Would you transcribe the listing that follows, character for character, and omit its images?

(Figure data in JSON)
^^^^
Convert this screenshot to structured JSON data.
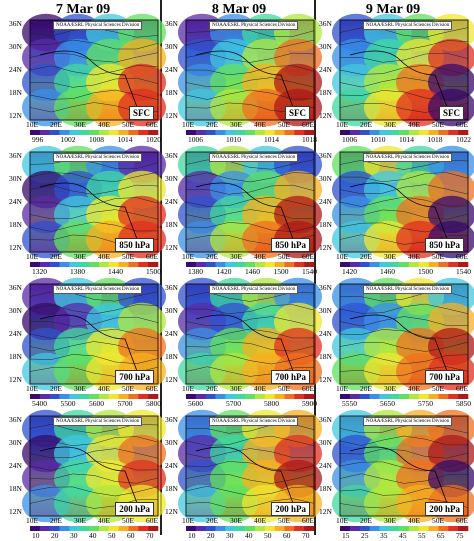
{
  "columns": [
    {
      "date": "7 Mar 09",
      "panels": [
        {
          "level": "SFC",
          "bar": [
            "996",
            "1002",
            "1008",
            "1014",
            "1020"
          ]
        },
        {
          "level": "850 hPa",
          "bar": [
            "1320",
            "1380",
            "1440",
            "1500"
          ]
        },
        {
          "level": "700 hPa",
          "bar": [
            "5400",
            "5500",
            "5600",
            "5700",
            "5800"
          ]
        },
        {
          "level": "200 hPa",
          "bar": [
            "10",
            "20",
            "30",
            "40",
            "50",
            "60",
            "70"
          ]
        }
      ]
    },
    {
      "date": "8 Mar 09",
      "panels": [
        {
          "level": "SFC",
          "bar": [
            "1006",
            "1010",
            "1014",
            "1018"
          ]
        },
        {
          "level": "850 hPa",
          "bar": [
            "1380",
            "1420",
            "1460",
            "1500",
            "1540"
          ]
        },
        {
          "level": "700 hPa",
          "bar": [
            "5600",
            "5700",
            "5800",
            "5900"
          ]
        },
        {
          "level": "200 hPa",
          "bar": [
            "10",
            "20",
            "30",
            "40",
            "50",
            "60",
            "70"
          ]
        }
      ]
    },
    {
      "date": "9 Mar 09",
      "panels": [
        {
          "level": "SFC",
          "bar": [
            "1006",
            "1010",
            "1014",
            "1018",
            "1022"
          ]
        },
        {
          "level": "850 hPa",
          "bar": [
            "1420",
            "1460",
            "1500",
            "1540"
          ]
        },
        {
          "level": "700 hPa",
          "bar": [
            "5550",
            "5650",
            "5750",
            "5850"
          ]
        },
        {
          "level": "200 hPa",
          "bar": [
            "15",
            "25",
            "35",
            "45",
            "55",
            "65",
            "75"
          ]
        }
      ]
    }
  ],
  "lat_labels": [
    "36N",
    "30N",
    "24N",
    "18N",
    "12N"
  ],
  "lon_labels": [
    "10E",
    "20E",
    "30E",
    "40E",
    "50E",
    "60E"
  ],
  "noaa_label": "NOAA/ESRL Physical Sciences Division",
  "colors": [
    "#3a0a6e",
    "#5a2aa8",
    "#3050d0",
    "#3a90e8",
    "#40c8e0",
    "#40d8a0",
    "#60e060",
    "#b0e840",
    "#f0e830",
    "#f8b020",
    "#f07020",
    "#e03020",
    "#b01818"
  ]
}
^^^^
= Task result =
Convert this screenshot to structured JSON data.
{
  "columns": [
    {
      "date": "7 Mar 09",
      "panels": [
        {
          "level": "SFC",
          "bar": [
            "996",
            "1002",
            "1008",
            "1014",
            "1020"
          ]
        },
        {
          "level": "850 hPa",
          "bar": [
            "1320",
            "1380",
            "1440",
            "1500"
          ]
        },
        {
          "level": "700 hPa",
          "bar": [
            "5400",
            "5500",
            "5600",
            "5700",
            "5800"
          ]
        },
        {
          "level": "200 hPa",
          "bar": [
            "10",
            "20",
            "30",
            "40",
            "50",
            "60",
            "70"
          ]
        }
      ]
    },
    {
      "date": "8 Mar 09",
      "panels": [
        {
          "level": "SFC",
          "bar": [
            "1006",
            "1010",
            "1014",
            "1018"
          ]
        },
        {
          "level": "850 hPa",
          "bar": [
            "1380",
            "1420",
            "1460",
            "1500",
            "1540"
          ]
        },
        {
          "level": "700 hPa",
          "bar": [
            "5600",
            "5700",
            "5800",
            "5900"
          ]
        },
        {
          "level": "200 hPa",
          "bar": [
            "10",
            "20",
            "30",
            "40",
            "50",
            "60",
            "70"
          ]
        }
      ]
    },
    {
      "date": "9 Mar 09",
      "panels": [
        {
          "level": "SFC",
          "bar": [
            "1006",
            "1010",
            "1014",
            "1018",
            "1022"
          ]
        },
        {
          "level": "850 hPa",
          "bar": [
            "1420",
            "1460",
            "1500",
            "1540"
          ]
        },
        {
          "level": "700 hPa",
          "bar": [
            "5550",
            "5650",
            "5750",
            "5850"
          ]
        },
        {
          "level": "200 hPa",
          "bar": [
            "15",
            "25",
            "35",
            "45",
            "55",
            "65",
            "75"
          ]
        }
      ]
    }
  ],
  "lat_labels": [
    "36N",
    "30N",
    "24N",
    "18N",
    "12N"
  ],
  "lon_labels": [
    "10E",
    "20E",
    "30E",
    "40E",
    "50E",
    "60E"
  ],
  "noaa_label": "NOAA/ESRL Physical Sciences Division",
  "colors": [
    "#3a0a6e",
    "#5a2aa8",
    "#3050d0",
    "#3a90e8",
    "#40c8e0",
    "#40d8a0",
    "#60e060",
    "#b0e840",
    "#f0e830",
    "#f8b020",
    "#f07020",
    "#e03020",
    "#b01818"
  ]
}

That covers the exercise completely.